Dataset records:
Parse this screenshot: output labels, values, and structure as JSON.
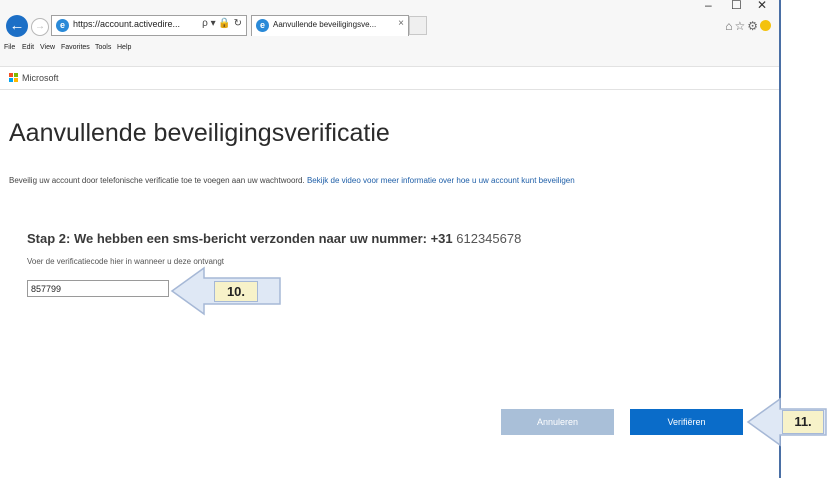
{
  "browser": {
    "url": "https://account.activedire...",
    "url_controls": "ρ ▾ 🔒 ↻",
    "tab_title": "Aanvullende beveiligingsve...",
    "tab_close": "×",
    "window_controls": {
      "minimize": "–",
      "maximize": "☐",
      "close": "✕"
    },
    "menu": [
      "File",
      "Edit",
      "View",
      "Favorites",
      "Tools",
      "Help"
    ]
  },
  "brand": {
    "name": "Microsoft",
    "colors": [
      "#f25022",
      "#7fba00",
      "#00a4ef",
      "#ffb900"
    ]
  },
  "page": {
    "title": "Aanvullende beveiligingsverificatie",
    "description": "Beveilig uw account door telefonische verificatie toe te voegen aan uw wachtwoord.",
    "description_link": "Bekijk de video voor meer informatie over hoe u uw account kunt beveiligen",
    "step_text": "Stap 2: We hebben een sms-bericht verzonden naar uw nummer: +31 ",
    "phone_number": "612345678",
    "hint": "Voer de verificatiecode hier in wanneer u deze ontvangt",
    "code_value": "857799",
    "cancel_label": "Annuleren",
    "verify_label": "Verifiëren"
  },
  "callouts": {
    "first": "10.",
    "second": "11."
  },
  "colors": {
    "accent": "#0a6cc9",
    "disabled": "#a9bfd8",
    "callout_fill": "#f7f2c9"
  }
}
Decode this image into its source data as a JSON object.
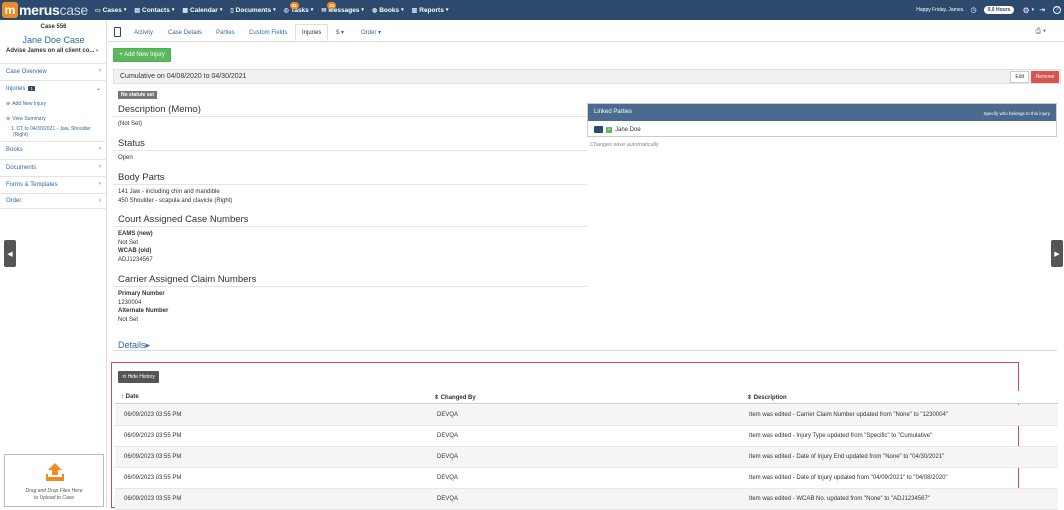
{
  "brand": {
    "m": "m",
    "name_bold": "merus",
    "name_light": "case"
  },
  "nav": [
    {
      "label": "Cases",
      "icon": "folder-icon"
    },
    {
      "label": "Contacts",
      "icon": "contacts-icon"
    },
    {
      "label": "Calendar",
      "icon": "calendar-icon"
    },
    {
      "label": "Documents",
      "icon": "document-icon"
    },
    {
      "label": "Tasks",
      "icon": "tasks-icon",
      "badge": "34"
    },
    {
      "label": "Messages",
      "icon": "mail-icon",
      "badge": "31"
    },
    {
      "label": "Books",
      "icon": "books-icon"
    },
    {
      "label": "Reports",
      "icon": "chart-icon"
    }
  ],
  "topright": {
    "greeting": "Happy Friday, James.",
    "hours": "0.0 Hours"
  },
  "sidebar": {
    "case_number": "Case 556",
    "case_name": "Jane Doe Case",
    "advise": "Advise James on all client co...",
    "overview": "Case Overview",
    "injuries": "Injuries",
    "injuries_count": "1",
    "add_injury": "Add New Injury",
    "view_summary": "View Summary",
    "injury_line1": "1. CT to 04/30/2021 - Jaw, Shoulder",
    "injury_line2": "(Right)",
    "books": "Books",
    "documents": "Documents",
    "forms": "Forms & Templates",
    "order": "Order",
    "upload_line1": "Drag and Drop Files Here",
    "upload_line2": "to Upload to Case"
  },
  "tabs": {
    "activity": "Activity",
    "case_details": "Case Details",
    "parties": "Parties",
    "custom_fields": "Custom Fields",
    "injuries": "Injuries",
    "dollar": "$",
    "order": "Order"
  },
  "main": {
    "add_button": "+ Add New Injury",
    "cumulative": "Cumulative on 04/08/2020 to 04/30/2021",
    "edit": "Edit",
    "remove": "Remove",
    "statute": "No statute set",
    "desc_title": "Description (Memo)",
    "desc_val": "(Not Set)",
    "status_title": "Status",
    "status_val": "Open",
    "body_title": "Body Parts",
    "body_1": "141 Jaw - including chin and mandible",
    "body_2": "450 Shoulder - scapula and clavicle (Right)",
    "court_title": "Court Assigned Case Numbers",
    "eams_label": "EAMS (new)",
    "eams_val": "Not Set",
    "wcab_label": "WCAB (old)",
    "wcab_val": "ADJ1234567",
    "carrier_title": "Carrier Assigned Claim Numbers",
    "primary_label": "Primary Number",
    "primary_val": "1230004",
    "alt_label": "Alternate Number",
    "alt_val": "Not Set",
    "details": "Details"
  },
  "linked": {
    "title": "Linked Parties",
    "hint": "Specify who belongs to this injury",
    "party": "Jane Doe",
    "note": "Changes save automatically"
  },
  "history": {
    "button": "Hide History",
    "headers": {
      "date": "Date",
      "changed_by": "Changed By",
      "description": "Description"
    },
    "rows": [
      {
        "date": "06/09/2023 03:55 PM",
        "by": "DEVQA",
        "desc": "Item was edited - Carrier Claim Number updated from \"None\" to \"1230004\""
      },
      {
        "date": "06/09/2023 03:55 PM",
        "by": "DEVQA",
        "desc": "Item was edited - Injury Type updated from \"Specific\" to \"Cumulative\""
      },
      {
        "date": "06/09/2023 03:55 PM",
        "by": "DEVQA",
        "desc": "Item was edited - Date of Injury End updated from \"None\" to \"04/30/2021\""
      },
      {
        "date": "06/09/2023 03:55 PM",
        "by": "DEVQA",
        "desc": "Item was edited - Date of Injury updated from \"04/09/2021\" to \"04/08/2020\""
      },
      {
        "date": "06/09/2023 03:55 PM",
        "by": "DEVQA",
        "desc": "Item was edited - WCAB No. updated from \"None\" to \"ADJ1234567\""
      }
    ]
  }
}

_EXERCISE DETAILS:_ Return every line of the records exactly as given, pictures excluded.

_THE RESPONSE:_
Parse this screenshot: output labels, values, and structure as JSON.
{
  "browser": {
    "url": "https://account.activedire...",
    "url_controls": "ρ ▾ 🔒 ↻",
    "tab_title": "Aanvullende beveiligingsve...",
    "tab_close": "×",
    "window_controls": {
      "minimize": "–",
      "maximize": "☐",
      "close": "✕"
    },
    "menu": [
      "File",
      "Edit",
      "View",
      "Favorites",
      "Tools",
      "Help"
    ]
  },
  "brand": {
    "name": "Microsoft",
    "colors": [
      "#f25022",
      "#7fba00",
      "#00a4ef",
      "#ffb900"
    ]
  },
  "page": {
    "title": "Aanvullende beveiligingsverificatie",
    "description": "Beveilig uw account door telefonische verificatie toe te voegen aan uw wachtwoord.",
    "description_link": "Bekijk de video voor meer informatie over hoe u uw account kunt beveiligen",
    "step_text": "Stap 2: We hebben een sms-bericht verzonden naar uw nummer: +31 ",
    "phone_number": "612345678",
    "hint": "Voer de verificatiecode hier in wanneer u deze ontvangt",
    "code_value": "857799",
    "cancel_label": "Annuleren",
    "verify_label": "Verifiëren"
  },
  "callouts": {
    "first": "10.",
    "second": "11."
  },
  "colors": {
    "accent": "#0a6cc9",
    "disabled": "#a9bfd8",
    "callout_fill": "#f7f2c9"
  }
}
Decode this image into its source data as a JSON object.
{
  "brand": {
    "m": "m",
    "name_bold": "merus",
    "name_light": "case"
  },
  "nav": [
    {
      "label": "Cases",
      "icon": "folder-icon"
    },
    {
      "label": "Contacts",
      "icon": "contacts-icon"
    },
    {
      "label": "Calendar",
      "icon": "calendar-icon"
    },
    {
      "label": "Documents",
      "icon": "document-icon"
    },
    {
      "label": "Tasks",
      "icon": "tasks-icon",
      "badge": "34"
    },
    {
      "label": "Messages",
      "icon": "mail-icon",
      "badge": "31"
    },
    {
      "label": "Books",
      "icon": "books-icon"
    },
    {
      "label": "Reports",
      "icon": "chart-icon"
    }
  ],
  "topright": {
    "greeting": "Happy Friday, James.",
    "hours": "0.0 Hours"
  },
  "sidebar": {
    "case_number": "Case 556",
    "case_name": "Jane Doe Case",
    "advise": "Advise James on all client co...",
    "overview": "Case Overview",
    "injuries": "Injuries",
    "injuries_count": "1",
    "add_injury": "Add New Injury",
    "view_summary": "View Summary",
    "injury_line1": "1. CT to 04/30/2021 - Jaw, Shoulder",
    "injury_line2": "(Right)",
    "books": "Books",
    "documents": "Documents",
    "forms": "Forms & Templates",
    "order": "Order",
    "upload_line1": "Drag and Drop Files Here",
    "upload_line2": "to Upload to Case"
  },
  "tabs": {
    "activity": "Activity",
    "case_details": "Case Details",
    "parties": "Parties",
    "custom_fields": "Custom Fields",
    "injuries": "Injuries",
    "dollar": "$",
    "order": "Order"
  },
  "main": {
    "add_button": "+ Add New Injury",
    "cumulative": "Cumulative on 04/08/2020 to 04/30/2021",
    "edit": "Edit",
    "remove": "Remove",
    "statute": "No statute set",
    "desc_title": "Description (Memo)",
    "desc_val": "(Not Set)",
    "status_title": "Status",
    "status_val": "Open",
    "body_title": "Body Parts",
    "body_1": "141 Jaw - including chin and mandible",
    "body_2": "450 Shoulder - scapula and clavicle (Right)",
    "court_title": "Court Assigned Case Numbers",
    "eams_label": "EAMS (new)",
    "eams_val": "Not Set",
    "wcab_label": "WCAB (old)",
    "wcab_val": "ADJ1234567",
    "carrier_title": "Carrier Assigned Claim Numbers",
    "primary_label": "Primary Number",
    "primary_val": "1230004",
    "alt_label": "Alternate Number",
    "alt_val": "Not Set",
    "details": "Details"
  },
  "linked": {
    "title": "Linked Parties",
    "hint": "Specify who belongs to this injury",
    "party": "Jane Doe",
    "note": "Changes save automatically"
  },
  "history": {
    "button": "Hide History",
    "headers": {
      "date": "Date",
      "changed_by": "Changed By",
      "description": "Description"
    },
    "rows": [
      {
        "date": "06/09/2023 03:55 PM",
        "by": "DEVQA",
        "desc": "Item was edited - Carrier Claim Number updated from \"None\" to \"1230004\""
      },
      {
        "date": "06/09/2023 03:55 PM",
        "by": "DEVQA",
        "desc": "Item was edited - Injury Type updated from \"Specific\" to \"Cumulative\""
      },
      {
        "date": "06/09/2023 03:55 PM",
        "by": "DEVQA",
        "desc": "Item was edited - Date of Injury End updated from \"None\" to \"04/30/2021\""
      },
      {
        "date": "06/09/2023 03:55 PM",
        "by": "DEVQA",
        "desc": "Item was edited - Date of Injury updated from \"04/09/2021\" to \"04/08/2020\""
      },
      {
        "date": "06/09/2023 03:55 PM",
        "by": "DEVQA",
        "desc": "Item was edited - WCAB No. updated from \"None\" to \"ADJ1234567\""
      }
    ]
  }
}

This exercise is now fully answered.